+++ Data section
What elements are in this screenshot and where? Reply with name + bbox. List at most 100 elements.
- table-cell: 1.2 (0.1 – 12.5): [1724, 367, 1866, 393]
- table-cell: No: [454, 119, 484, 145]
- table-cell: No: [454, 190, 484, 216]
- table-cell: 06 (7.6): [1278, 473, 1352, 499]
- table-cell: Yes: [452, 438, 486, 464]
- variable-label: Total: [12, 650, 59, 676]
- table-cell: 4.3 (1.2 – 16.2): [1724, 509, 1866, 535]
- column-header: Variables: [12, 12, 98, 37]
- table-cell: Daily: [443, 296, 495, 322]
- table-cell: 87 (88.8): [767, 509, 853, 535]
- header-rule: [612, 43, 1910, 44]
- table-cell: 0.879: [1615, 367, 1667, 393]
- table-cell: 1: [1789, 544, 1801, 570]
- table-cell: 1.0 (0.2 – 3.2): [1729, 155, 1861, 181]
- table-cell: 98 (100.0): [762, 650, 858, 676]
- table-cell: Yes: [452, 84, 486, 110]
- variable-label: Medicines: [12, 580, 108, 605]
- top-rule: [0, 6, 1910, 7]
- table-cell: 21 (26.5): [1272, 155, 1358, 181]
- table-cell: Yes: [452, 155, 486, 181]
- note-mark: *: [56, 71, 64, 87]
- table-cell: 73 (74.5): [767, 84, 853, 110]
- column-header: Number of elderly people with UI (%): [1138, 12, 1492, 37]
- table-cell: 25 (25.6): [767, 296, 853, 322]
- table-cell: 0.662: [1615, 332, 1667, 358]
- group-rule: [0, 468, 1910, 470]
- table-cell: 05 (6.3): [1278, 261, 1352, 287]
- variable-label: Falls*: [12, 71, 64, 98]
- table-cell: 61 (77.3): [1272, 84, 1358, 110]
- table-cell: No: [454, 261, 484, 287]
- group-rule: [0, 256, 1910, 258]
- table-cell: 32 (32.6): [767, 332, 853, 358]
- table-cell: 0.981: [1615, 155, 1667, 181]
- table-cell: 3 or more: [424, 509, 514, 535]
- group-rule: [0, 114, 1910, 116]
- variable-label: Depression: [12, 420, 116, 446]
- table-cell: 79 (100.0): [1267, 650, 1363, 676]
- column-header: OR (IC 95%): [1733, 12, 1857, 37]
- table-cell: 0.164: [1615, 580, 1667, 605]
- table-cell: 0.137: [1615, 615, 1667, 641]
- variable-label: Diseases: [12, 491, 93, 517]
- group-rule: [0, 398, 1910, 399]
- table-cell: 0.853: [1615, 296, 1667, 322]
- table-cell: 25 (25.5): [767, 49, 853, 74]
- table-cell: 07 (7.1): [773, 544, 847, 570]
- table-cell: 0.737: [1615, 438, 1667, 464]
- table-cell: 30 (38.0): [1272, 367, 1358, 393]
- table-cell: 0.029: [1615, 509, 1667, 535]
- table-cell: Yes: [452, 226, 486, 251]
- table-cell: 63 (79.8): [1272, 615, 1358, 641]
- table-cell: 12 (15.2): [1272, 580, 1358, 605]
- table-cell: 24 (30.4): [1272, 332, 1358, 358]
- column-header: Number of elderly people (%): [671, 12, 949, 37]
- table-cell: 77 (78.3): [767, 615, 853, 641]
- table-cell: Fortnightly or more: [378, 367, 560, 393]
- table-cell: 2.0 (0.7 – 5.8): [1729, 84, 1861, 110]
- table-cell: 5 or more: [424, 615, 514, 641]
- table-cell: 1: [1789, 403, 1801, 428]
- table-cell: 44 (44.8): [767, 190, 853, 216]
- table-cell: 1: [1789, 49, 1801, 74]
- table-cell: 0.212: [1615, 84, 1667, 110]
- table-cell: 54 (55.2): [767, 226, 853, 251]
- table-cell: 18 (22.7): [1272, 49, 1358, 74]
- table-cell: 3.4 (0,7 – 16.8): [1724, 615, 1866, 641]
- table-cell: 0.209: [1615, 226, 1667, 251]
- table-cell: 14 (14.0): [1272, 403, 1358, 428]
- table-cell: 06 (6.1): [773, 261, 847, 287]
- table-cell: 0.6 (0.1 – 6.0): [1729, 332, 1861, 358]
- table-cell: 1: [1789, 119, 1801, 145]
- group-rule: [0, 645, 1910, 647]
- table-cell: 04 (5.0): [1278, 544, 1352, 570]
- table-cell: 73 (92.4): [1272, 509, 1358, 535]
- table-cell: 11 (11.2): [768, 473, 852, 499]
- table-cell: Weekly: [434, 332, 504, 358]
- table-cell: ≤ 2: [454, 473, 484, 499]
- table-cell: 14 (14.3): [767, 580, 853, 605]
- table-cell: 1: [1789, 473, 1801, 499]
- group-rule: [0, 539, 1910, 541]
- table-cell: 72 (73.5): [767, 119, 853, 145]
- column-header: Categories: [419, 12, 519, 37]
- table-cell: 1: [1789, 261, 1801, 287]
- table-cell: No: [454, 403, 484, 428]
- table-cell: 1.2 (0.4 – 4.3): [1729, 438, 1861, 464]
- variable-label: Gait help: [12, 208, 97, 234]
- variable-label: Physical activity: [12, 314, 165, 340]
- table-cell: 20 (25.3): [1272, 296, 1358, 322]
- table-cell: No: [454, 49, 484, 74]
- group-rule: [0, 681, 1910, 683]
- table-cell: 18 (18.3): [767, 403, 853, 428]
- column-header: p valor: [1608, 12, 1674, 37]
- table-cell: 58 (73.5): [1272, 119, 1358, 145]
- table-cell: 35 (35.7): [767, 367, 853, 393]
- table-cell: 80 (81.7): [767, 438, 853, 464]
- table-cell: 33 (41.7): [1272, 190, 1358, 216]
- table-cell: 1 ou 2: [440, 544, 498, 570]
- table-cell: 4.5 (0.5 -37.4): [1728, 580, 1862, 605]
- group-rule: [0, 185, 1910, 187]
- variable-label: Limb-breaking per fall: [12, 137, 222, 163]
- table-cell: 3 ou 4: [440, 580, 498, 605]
++++++
Exercise instructions:
Copy every row above word for word, with no changes to any line.

Written solution:
What elements are in this screenshot and where? Reply with name + bbox. List at most 100 elements.
- table-cell: 1.2 (0.1 – 12.5): [1724, 367, 1866, 393]
- table-cell: No: [454, 119, 484, 145]
- table-cell: No: [454, 190, 484, 216]
- table-cell: 06 (7.6): [1278, 473, 1352, 499]
- table-cell: Yes: [452, 438, 486, 464]
- variable-label: Total: [12, 650, 59, 676]
- table-cell: 4.3 (1.2 – 16.2): [1724, 509, 1866, 535]
- column-header: Variables: [12, 12, 98, 37]
- table-cell: Daily: [443, 296, 495, 322]
- table-cell: 87 (88.8): [767, 509, 853, 535]
- header-rule: [612, 43, 1910, 44]
- table-cell: 0.879: [1615, 367, 1667, 393]
- table-cell: 1: [1789, 544, 1801, 570]
- table-cell: 1.0 (0.2 – 3.2): [1729, 155, 1861, 181]
- table-cell: 98 (100.0): [762, 650, 858, 676]
- table-cell: Yes: [452, 84, 486, 110]
- variable-label: Medicines: [12, 580, 108, 605]
- top-rule: [0, 6, 1910, 7]
- table-cell: 21 (26.5): [1272, 155, 1358, 181]
- table-cell: Yes: [452, 155, 486, 181]
- note-mark: *: [56, 71, 64, 87]
- table-cell: 73 (74.5): [767, 84, 853, 110]
- column-header: Number of elderly people with UI (%): [1138, 12, 1492, 37]
- table-cell: 25 (25.6): [767, 296, 853, 322]
- table-cell: 0.662: [1615, 332, 1667, 358]
- group-rule: [0, 468, 1910, 470]
- table-cell: 05 (6.3): [1278, 261, 1352, 287]
- variable-label: Falls*: [12, 71, 64, 98]
- table-cell: 61 (77.3): [1272, 84, 1358, 110]
- table-cell: No: [454, 261, 484, 287]
- group-rule: [0, 256, 1910, 258]
- table-cell: 32 (32.6): [767, 332, 853, 358]
- table-cell: 0.981: [1615, 155, 1667, 181]
- table-cell: 3 or more: [424, 509, 514, 535]
- group-rule: [0, 114, 1910, 116]
- variable-label: Depression: [12, 420, 116, 446]
- table-cell: 79 (100.0): [1267, 650, 1363, 676]
- column-header: OR (IC 95%): [1733, 12, 1857, 37]
- table-cell: 0.164: [1615, 580, 1667, 605]
- table-cell: 0.137: [1615, 615, 1667, 641]
- variable-label: Diseases: [12, 491, 93, 517]
- group-rule: [0, 398, 1910, 399]
- table-cell: 0.853: [1615, 296, 1667, 322]
- table-cell: 25 (25.5): [767, 49, 853, 74]
- table-cell: 07 (7.1): [773, 544, 847, 570]
- table-cell: 0.737: [1615, 438, 1667, 464]
- table-cell: 30 (38.0): [1272, 367, 1358, 393]
- table-cell: 0.029: [1615, 509, 1667, 535]
- table-cell: Yes: [452, 226, 486, 251]
- table-cell: 63 (79.8): [1272, 615, 1358, 641]
- table-cell: 12 (15.2): [1272, 580, 1358, 605]
- table-cell: 24 (30.4): [1272, 332, 1358, 358]
- column-header: Number of elderly people (%): [671, 12, 949, 37]
- table-cell: 77 (78.3): [767, 615, 853, 641]
- table-cell: Fortnightly or more: [378, 367, 560, 393]
- table-cell: 2.0 (0.7 – 5.8): [1729, 84, 1861, 110]
- table-cell: 5 or more: [424, 615, 514, 641]
- table-cell: 1: [1789, 403, 1801, 428]
- table-cell: 44 (44.8): [767, 190, 853, 216]
- table-cell: 1: [1789, 49, 1801, 74]
- table-cell: 0.212: [1615, 84, 1667, 110]
- table-cell: 54 (55.2): [767, 226, 853, 251]
- table-cell: 18 (22.7): [1272, 49, 1358, 74]
- table-cell: 3.4 (0,7 – 16.8): [1724, 615, 1866, 641]
- table-cell: 0.209: [1615, 226, 1667, 251]
- table-cell: 14 (14.0): [1272, 403, 1358, 428]
- table-cell: 06 (6.1): [773, 261, 847, 287]
- table-cell: 0.6 (0.1 – 6.0): [1729, 332, 1861, 358]
- table-cell: 1: [1789, 119, 1801, 145]
- group-rule: [0, 645, 1910, 647]
- table-cell: 04 (5.0): [1278, 544, 1352, 570]
- table-cell: 73 (92.4): [1272, 509, 1358, 535]
- table-cell: 11 (11.2): [768, 473, 852, 499]
- table-cell: Weekly: [434, 332, 504, 358]
- table-cell: ≤ 2: [454, 473, 484, 499]
- table-cell: 14 (14.3): [767, 580, 853, 605]
- table-cell: 1: [1789, 473, 1801, 499]
- group-rule: [0, 539, 1910, 541]
- table-cell: 72 (73.5): [767, 119, 853, 145]
- column-header: Categories: [419, 12, 519, 37]
- table-cell: 1: [1789, 261, 1801, 287]
- table-cell: No: [454, 403, 484, 428]
- table-cell: 1.2 (0.4 – 4.3): [1729, 438, 1861, 464]
- variable-label: Gait help: [12, 208, 97, 234]
- variable-label: Physical activity: [12, 314, 165, 340]
- table-cell: 20 (25.3): [1272, 296, 1358, 322]
- table-cell: No: [454, 49, 484, 74]
- group-rule: [0, 681, 1910, 683]
- table-cell: 18 (18.3): [767, 403, 853, 428]
- column-header: p valor: [1608, 12, 1674, 37]
- table-cell: 58 (73.5): [1272, 119, 1358, 145]
- table-cell: 35 (35.7): [767, 367, 853, 393]
- table-cell: 80 (81.7): [767, 438, 853, 464]
- table-cell: 33 (41.7): [1272, 190, 1358, 216]
- table-cell: 1 ou 2: [440, 544, 498, 570]
- table-cell: 4.5 (0.5 -37.4): [1728, 580, 1862, 605]
- group-rule: [0, 185, 1910, 187]
- variable-label: Limb-breaking per fall: [12, 137, 222, 163]
- table-cell: 3 ou 4: [440, 580, 498, 605]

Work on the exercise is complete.